● Instruction:
Copy the lines below as they are; omit the images they contain.

● Material supplied:
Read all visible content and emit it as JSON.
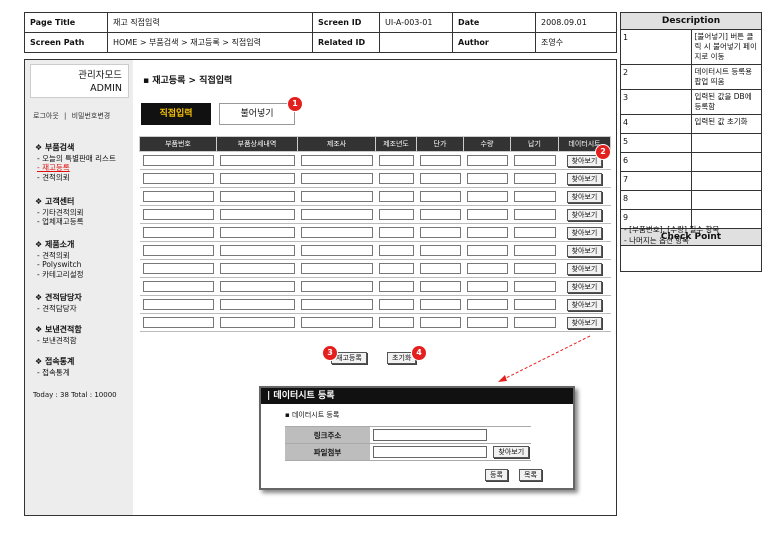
{
  "header": {
    "page_title_label": "Page Title",
    "page_title_value": "재고 직접입력",
    "screen_id_label": "Screen ID",
    "screen_id_value": "UI-A-003-01",
    "date_label": "Date",
    "date_value": "2008.09.01",
    "screen_path_label": "Screen Path",
    "screen_path_value": "HOME > 부품검색 > 재고등록 > 직접입력",
    "related_id_label": "Related ID",
    "related_id_value": "",
    "author_label": "Author",
    "author_value": "조영수"
  },
  "description": {
    "title": "Description",
    "items": [
      {
        "num": "1",
        "text": "[불어넣기] 버튼 클릭 시 불어넣기 페이지로 이동"
      },
      {
        "num": "2",
        "text": "데이터시트 등록용 팝업 띄움"
      },
      {
        "num": "3",
        "text": "입력된 값을 DB에 등록함"
      },
      {
        "num": "4",
        "text": "입력된 값 초기화"
      },
      {
        "num": "5",
        "text": ""
      },
      {
        "num": "6",
        "text": ""
      },
      {
        "num": "7",
        "text": ""
      },
      {
        "num": "8",
        "text": ""
      },
      {
        "num": "9",
        "text": ""
      }
    ],
    "checkpoint_title": "Check Point",
    "checkpoints": [
      "- [부품번호], [수량] 필수 항목",
      "- 나머지는 옵션 항목"
    ]
  },
  "sidebar": {
    "admin_line1": "관리자모드",
    "admin_line2": "ADMIN",
    "logout": "로그아웃",
    "separator": "|",
    "change_pw": "비밀번호변경",
    "groups": [
      {
        "title": "❖ 부품검색",
        "items": [
          "- 오늘의 특별판매 리스트",
          "- 재고등록",
          "- 견적의뢰"
        ]
      },
      {
        "title": "❖ 고객센터",
        "items": [
          "- 기타견적의뢰",
          "- 업체재고등록"
        ]
      },
      {
        "title": "❖ 제품소개",
        "items": [
          "- 견적의뢰",
          "- Polyswitch",
          "- 카테고리설정"
        ]
      },
      {
        "title": "❖ 견적담당자",
        "items": [
          "- 견적담당자"
        ]
      },
      {
        "title": "❖ 보낸견적함",
        "items": [
          "- 보낸견적함"
        ]
      },
      {
        "title": "❖ 접속통계",
        "items": [
          "- 접속통계"
        ]
      }
    ],
    "stats": "Today : 38   Total : 10000"
  },
  "main": {
    "breadcrumb": "▪ 재고등록 > 직접입력",
    "tab_direct": "직접입력",
    "tab_import": "불어넣기",
    "columns": [
      "부품번호",
      "부품상세내역",
      "제조사",
      "제조년도",
      "단가",
      "수량",
      "납기",
      "데이터시트"
    ],
    "find_label": "찾아보기",
    "register_button": "재고등록",
    "reset_button": "초기화"
  },
  "popup": {
    "title": "| 데이터시트 등록",
    "subtitle": "▪ 데이터시트 등록",
    "link_label": "링크주소",
    "file_label": "파일첨부",
    "find_label": "찾아보기",
    "register_button": "등록",
    "list_button": "목록"
  },
  "badges": [
    "1",
    "2",
    "3",
    "4"
  ],
  "colors": {
    "accent": "#e4201e",
    "tab_text": "#f4c000",
    "active_menu": "#e01010"
  }
}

● Final answer:
Read all visible content and emit it as JSON.
{
  "header": {
    "page_title_label": "Page Title",
    "page_title_value": "재고 직접입력",
    "screen_id_label": "Screen ID",
    "screen_id_value": "UI-A-003-01",
    "date_label": "Date",
    "date_value": "2008.09.01",
    "screen_path_label": "Screen Path",
    "screen_path_value": "HOME > 부품검색 > 재고등록 > 직접입력",
    "related_id_label": "Related ID",
    "related_id_value": "",
    "author_label": "Author",
    "author_value": "조영수"
  },
  "description": {
    "title": "Description",
    "items": [
      {
        "num": "1",
        "text": "[불어넣기] 버튼 클릭 시 불어넣기 페이지로 이동"
      },
      {
        "num": "2",
        "text": "데이터시트 등록용 팝업 띄움"
      },
      {
        "num": "3",
        "text": "입력된 값을 DB에 등록함"
      },
      {
        "num": "4",
        "text": "입력된 값 초기화"
      },
      {
        "num": "5",
        "text": ""
      },
      {
        "num": "6",
        "text": ""
      },
      {
        "num": "7",
        "text": ""
      },
      {
        "num": "8",
        "text": ""
      },
      {
        "num": "9",
        "text": ""
      }
    ],
    "checkpoint_title": "Check Point",
    "checkpoints": [
      "- [부품번호], [수량] 필수 항목",
      "- 나머지는 옵션 항목"
    ]
  },
  "sidebar": {
    "admin_line1": "관리자모드",
    "admin_line2": "ADMIN",
    "logout": "로그아웃",
    "separator": "|",
    "change_pw": "비밀번호변경",
    "groups": [
      {
        "title": "❖ 부품검색",
        "items": [
          "- 오늘의 특별판매 리스트",
          "- 재고등록",
          "- 견적의뢰"
        ]
      },
      {
        "title": "❖ 고객센터",
        "items": [
          "- 기타견적의뢰",
          "- 업체재고등록"
        ]
      },
      {
        "title": "❖ 제품소개",
        "items": [
          "- 견적의뢰",
          "- Polyswitch",
          "- 카테고리설정"
        ]
      },
      {
        "title": "❖ 견적담당자",
        "items": [
          "- 견적담당자"
        ]
      },
      {
        "title": "❖ 보낸견적함",
        "items": [
          "- 보낸견적함"
        ]
      },
      {
        "title": "❖ 접속통계",
        "items": [
          "- 접속통계"
        ]
      }
    ],
    "stats": "Today : 38   Total : 10000"
  },
  "main": {
    "breadcrumb": "▪ 재고등록 > 직접입력",
    "tab_direct": "직접입력",
    "tab_import": "불어넣기",
    "columns": [
      "부품번호",
      "부품상세내역",
      "제조사",
      "제조년도",
      "단가",
      "수량",
      "납기",
      "데이터시트"
    ],
    "find_label": "찾아보기",
    "register_button": "재고등록",
    "reset_button": "초기화"
  },
  "popup": {
    "title": "| 데이터시트 등록",
    "subtitle": "▪ 데이터시트 등록",
    "link_label": "링크주소",
    "file_label": "파일첨부",
    "find_label": "찾아보기",
    "register_button": "등록",
    "list_button": "목록"
  },
  "badges": [
    "1",
    "2",
    "3",
    "4"
  ],
  "colors": {
    "accent": "#e4201e",
    "tab_text": "#f4c000",
    "active_menu": "#e01010"
  }
}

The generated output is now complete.